--- WHAT TO WORK ON ---
Translate this sentence from the text on the Covid-19 insurance scheme for health workers into Spanish: "Even as a life insurance scheme, workers and activists have frequently complained about claims being rejected for illogical or unexpected reasons."

--- PAGE TEXT ---

[Start of Attachment]

The Rs 50 lakh insurance scheme has been riddled with problems every since it was introduced last year.
For one, it is a life insurance rather than a health insurance scheme, which means that a health worker needs to die of Covid-19 for their family to get the funds. There is no insurance scheme for Covid-infected health workers who might need financial assistance for hospitalisation or medicines.
“Where is the risk allowance for those who may be sick or recovering?” said AR Sindhu, the general secretary of the All-India Federation of Anganwadi Workers and Helpers. “That should also be given.”
Even as a life insurance scheme, workers and activists have frequently complained about claims being rejected for illogical or unexpected reasons.
For instance, this Scroll.in report from July 2020 highlights how insurance claims by families of four health workers were rejected in the first three months of the scheme. In one case, the family of a nurse could not prove that she was involved in treating a Covid-19 patient; in another, a doctor’s family was told he was not a Central government employee, even though the scheme covers staff of private hospitals too.
“We know of two nurses in our association who died of Covid-19 but their families’ insurance claims have been rejected because they did not work in designated Covid hospitals,” said Joldin Francis. “The hospital may not be only for Covid patients, but these nurses could have easily caught Covid from any other asymptomatic patients they were dealing with.”
According to Sindhu, another reason for rejected claims has been that many state governments did not recognise anganwadi workers as frontline Covid-19 workers. “Besides, many of their deaths in the first three months of the pandemic were not certified as Covid deaths,” she said.

[End of Attachment]

--- RECORDS PROVIDED ---
[Start of Attachment]

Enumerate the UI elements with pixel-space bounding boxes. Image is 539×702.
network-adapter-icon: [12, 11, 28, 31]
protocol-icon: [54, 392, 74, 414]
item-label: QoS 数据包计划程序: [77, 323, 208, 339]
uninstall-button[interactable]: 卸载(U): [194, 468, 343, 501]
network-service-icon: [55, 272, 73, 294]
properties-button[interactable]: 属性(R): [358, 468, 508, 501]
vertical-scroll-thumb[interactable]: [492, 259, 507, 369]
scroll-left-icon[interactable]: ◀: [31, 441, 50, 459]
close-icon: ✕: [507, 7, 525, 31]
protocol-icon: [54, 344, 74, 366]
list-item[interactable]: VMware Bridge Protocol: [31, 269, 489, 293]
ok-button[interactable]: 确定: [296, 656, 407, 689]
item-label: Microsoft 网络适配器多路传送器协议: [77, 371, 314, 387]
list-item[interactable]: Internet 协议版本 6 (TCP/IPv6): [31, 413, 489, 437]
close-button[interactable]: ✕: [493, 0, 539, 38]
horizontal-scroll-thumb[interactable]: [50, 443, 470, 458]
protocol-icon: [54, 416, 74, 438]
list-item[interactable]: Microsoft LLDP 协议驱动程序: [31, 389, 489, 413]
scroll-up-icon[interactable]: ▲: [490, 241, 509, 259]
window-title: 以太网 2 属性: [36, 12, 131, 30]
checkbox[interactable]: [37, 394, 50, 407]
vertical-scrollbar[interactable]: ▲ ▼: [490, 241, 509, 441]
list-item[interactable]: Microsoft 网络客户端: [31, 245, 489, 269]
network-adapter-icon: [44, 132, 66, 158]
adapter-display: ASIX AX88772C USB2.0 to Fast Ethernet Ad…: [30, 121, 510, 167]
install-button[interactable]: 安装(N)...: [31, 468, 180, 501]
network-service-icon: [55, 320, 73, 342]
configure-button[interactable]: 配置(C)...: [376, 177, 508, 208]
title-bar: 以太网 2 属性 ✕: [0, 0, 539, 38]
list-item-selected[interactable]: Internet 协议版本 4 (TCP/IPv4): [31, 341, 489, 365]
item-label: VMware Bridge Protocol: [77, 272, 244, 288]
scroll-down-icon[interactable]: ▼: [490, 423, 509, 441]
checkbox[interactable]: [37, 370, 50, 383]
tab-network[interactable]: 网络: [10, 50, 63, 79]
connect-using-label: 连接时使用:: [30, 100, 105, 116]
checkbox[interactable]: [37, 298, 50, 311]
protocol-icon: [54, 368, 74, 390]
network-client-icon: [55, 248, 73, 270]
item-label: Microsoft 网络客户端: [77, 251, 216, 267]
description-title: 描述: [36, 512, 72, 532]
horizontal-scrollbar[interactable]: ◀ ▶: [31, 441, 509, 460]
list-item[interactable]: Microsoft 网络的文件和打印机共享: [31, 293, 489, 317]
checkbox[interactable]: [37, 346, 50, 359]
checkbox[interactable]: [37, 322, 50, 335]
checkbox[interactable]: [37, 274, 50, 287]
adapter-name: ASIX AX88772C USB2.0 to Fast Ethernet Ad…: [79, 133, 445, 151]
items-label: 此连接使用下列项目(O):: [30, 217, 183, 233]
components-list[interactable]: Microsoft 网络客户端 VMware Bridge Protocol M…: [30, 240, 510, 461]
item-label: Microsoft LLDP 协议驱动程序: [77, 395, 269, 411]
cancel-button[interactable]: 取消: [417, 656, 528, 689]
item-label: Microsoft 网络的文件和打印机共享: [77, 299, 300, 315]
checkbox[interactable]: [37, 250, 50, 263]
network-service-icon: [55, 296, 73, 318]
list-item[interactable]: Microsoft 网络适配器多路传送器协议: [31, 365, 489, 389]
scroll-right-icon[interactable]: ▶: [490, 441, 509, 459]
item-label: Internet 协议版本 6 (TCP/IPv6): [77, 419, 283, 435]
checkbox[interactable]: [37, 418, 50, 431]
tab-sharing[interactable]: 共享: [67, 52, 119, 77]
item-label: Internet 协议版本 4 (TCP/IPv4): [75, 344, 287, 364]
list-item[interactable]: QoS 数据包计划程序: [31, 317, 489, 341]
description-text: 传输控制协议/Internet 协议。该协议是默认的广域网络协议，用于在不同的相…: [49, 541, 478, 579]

[End of Attachment]

--- SOLUTION TO THIS PROBLEM ---
Incluso como plan de seguro de vida, los trabajadores y activistas se han quejado con frecuencia de que las reclamaciones se rechazan por motivos ilógicos o inesperados.